# Goal of the exercise:
Starting at the line that contains "Localize each UI" and ending with the line that contains "legend-swatch [287, 164, 302, 167]", write these lines out again with "x-tick-label" changed to "x-axis-label" and nothing else altered. Omit the pictures.

--- Begin Records shown ---

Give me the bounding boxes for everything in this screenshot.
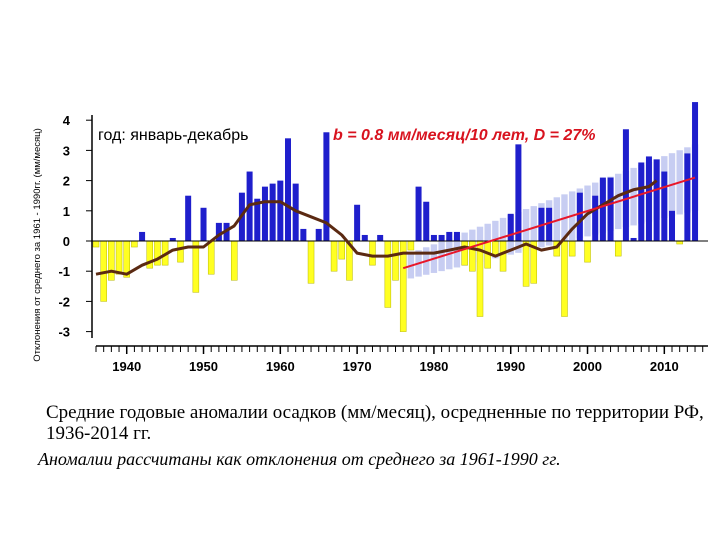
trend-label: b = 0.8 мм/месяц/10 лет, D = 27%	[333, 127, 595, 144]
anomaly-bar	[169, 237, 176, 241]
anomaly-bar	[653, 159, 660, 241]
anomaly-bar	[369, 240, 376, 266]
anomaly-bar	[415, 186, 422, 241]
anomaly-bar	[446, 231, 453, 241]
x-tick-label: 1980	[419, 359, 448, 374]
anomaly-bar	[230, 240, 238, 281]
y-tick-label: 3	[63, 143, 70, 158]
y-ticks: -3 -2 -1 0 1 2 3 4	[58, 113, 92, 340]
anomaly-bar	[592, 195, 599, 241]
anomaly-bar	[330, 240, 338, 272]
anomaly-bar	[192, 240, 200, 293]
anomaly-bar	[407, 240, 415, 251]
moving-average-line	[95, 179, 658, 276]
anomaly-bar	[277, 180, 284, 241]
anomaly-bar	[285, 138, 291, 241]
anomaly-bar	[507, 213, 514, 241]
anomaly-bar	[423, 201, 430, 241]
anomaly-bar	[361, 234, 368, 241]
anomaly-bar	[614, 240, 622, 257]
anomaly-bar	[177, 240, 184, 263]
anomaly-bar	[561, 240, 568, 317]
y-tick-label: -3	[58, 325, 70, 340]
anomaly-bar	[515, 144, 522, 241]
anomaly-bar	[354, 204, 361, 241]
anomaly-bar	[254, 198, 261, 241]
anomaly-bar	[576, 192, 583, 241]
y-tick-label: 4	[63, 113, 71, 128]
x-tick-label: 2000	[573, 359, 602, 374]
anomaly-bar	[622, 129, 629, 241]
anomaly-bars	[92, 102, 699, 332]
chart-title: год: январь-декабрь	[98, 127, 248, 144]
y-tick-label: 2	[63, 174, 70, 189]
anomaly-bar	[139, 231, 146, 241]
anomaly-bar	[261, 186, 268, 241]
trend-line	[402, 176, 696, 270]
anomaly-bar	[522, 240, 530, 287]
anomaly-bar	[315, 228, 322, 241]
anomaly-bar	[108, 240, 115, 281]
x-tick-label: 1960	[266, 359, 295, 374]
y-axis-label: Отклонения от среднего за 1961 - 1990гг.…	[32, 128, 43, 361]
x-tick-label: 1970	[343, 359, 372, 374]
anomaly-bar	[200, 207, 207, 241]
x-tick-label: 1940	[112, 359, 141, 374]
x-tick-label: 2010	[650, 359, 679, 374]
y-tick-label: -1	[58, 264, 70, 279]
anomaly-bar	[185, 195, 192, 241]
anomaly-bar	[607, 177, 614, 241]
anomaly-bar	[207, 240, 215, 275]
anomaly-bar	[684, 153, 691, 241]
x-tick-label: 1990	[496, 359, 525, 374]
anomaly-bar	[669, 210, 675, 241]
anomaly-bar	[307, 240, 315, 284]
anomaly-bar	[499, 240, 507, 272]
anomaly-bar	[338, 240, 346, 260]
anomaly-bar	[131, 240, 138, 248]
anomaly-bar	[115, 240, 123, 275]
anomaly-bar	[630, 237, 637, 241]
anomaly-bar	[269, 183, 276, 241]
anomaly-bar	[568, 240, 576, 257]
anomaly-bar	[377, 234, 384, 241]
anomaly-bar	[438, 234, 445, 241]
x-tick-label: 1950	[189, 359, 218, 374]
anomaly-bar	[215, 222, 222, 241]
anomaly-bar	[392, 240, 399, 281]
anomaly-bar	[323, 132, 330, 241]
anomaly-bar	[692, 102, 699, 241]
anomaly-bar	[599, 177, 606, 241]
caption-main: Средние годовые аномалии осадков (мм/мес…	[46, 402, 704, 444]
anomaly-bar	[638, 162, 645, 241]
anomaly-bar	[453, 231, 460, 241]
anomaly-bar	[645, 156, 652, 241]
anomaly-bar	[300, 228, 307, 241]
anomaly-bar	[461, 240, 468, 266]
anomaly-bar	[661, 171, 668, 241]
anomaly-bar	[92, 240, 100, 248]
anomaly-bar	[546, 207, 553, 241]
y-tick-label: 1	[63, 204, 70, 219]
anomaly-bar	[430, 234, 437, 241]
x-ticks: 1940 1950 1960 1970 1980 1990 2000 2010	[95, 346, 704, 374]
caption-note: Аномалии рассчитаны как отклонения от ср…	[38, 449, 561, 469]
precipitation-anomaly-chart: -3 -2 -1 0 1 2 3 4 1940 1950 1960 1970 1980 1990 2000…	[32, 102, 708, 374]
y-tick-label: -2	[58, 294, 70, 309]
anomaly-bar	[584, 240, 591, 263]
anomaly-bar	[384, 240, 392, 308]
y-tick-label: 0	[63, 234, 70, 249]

--- End Records shown ---
--- Begin Records shown ---

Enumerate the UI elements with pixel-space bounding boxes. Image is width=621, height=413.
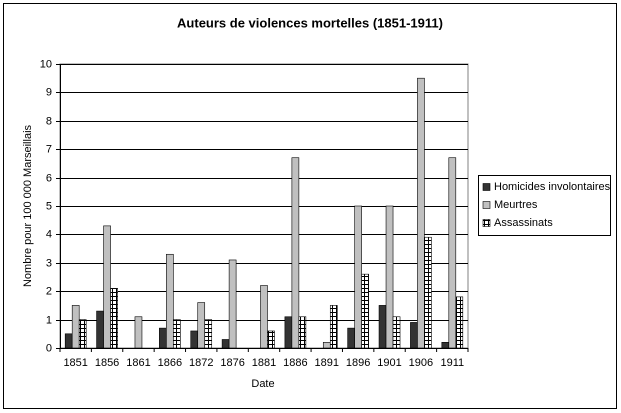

--- End Records shown ---
--- Begin Records shown ---

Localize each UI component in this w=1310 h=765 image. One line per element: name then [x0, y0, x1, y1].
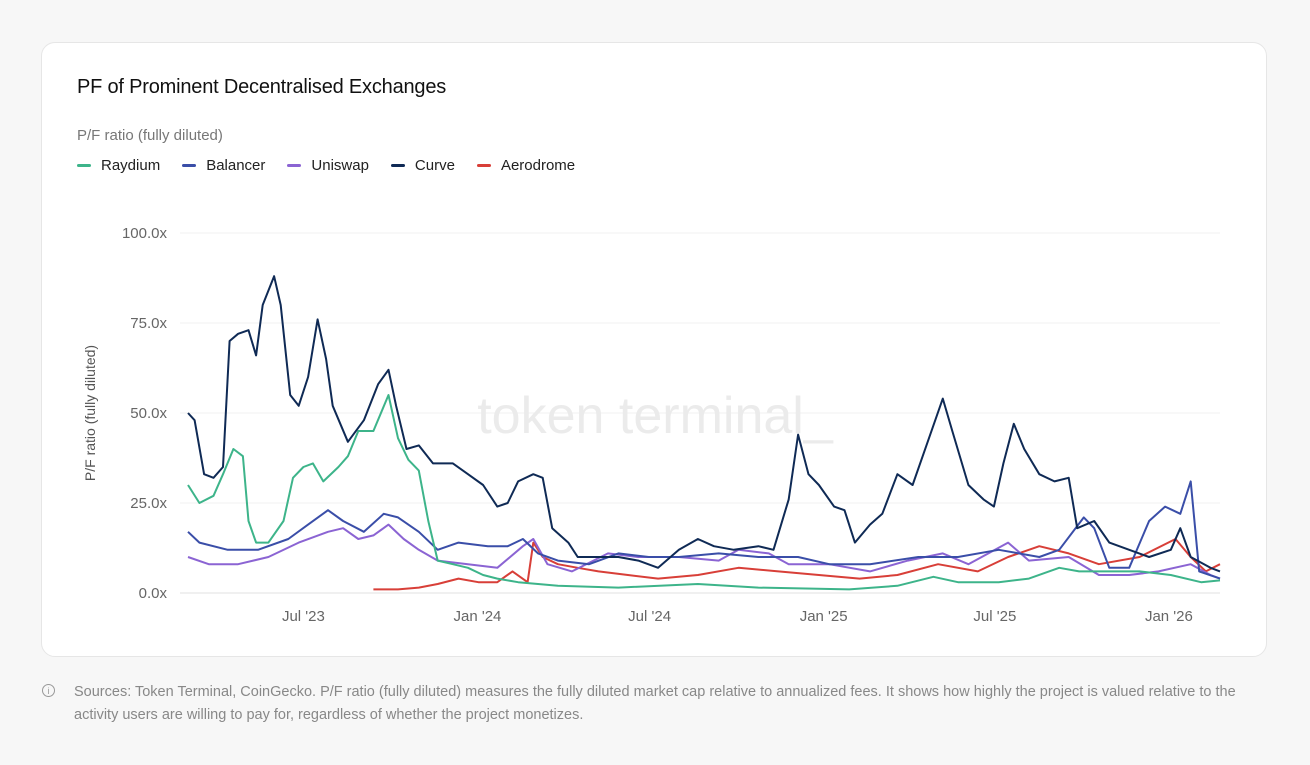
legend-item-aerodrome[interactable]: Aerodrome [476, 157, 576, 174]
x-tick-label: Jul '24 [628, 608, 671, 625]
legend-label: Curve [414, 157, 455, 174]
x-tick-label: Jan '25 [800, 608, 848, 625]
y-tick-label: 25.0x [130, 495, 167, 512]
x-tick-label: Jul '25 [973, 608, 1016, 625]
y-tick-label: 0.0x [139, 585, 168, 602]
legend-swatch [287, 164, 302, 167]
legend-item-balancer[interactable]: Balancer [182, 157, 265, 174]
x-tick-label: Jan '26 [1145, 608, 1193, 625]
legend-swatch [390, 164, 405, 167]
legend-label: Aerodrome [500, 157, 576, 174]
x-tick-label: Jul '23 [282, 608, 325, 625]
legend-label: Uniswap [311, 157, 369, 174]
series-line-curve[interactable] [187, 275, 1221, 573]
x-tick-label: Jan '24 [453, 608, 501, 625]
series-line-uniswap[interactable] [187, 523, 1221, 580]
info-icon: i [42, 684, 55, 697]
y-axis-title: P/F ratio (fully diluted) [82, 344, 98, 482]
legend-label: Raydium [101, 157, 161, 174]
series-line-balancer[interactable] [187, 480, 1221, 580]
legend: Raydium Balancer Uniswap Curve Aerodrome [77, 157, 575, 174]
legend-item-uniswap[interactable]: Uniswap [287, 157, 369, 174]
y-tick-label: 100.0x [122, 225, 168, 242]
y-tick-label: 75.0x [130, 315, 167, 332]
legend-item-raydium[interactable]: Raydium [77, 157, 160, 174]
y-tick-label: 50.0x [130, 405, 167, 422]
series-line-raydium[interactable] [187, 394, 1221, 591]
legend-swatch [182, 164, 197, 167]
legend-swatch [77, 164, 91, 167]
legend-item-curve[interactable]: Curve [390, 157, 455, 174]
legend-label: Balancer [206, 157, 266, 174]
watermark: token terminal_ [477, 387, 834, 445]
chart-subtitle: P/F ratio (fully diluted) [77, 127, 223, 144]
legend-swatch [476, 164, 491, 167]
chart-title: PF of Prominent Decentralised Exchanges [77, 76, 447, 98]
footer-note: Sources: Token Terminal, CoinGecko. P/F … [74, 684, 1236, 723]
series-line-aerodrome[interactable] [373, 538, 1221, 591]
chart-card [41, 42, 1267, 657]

--- End Records shown ---

# Result of this exercise:
Localize each UI component in this w=1310 h=765 image. One line per element: name then [x0, y0, x1, y1].
legend-item-aerodrome[interactable]: Aerodrome [476, 157, 576, 174]
x-axis-label: Jul '24 [628, 608, 671, 625]
legend-label: Curve [414, 157, 455, 174]
x-axis-label: Jan '25 [800, 608, 848, 625]
y-tick-label: 25.0x [130, 495, 167, 512]
x-axis-label: Jul '25 [973, 608, 1016, 625]
y-tick-label: 0.0x [139, 585, 168, 602]
legend-swatch [287, 164, 302, 167]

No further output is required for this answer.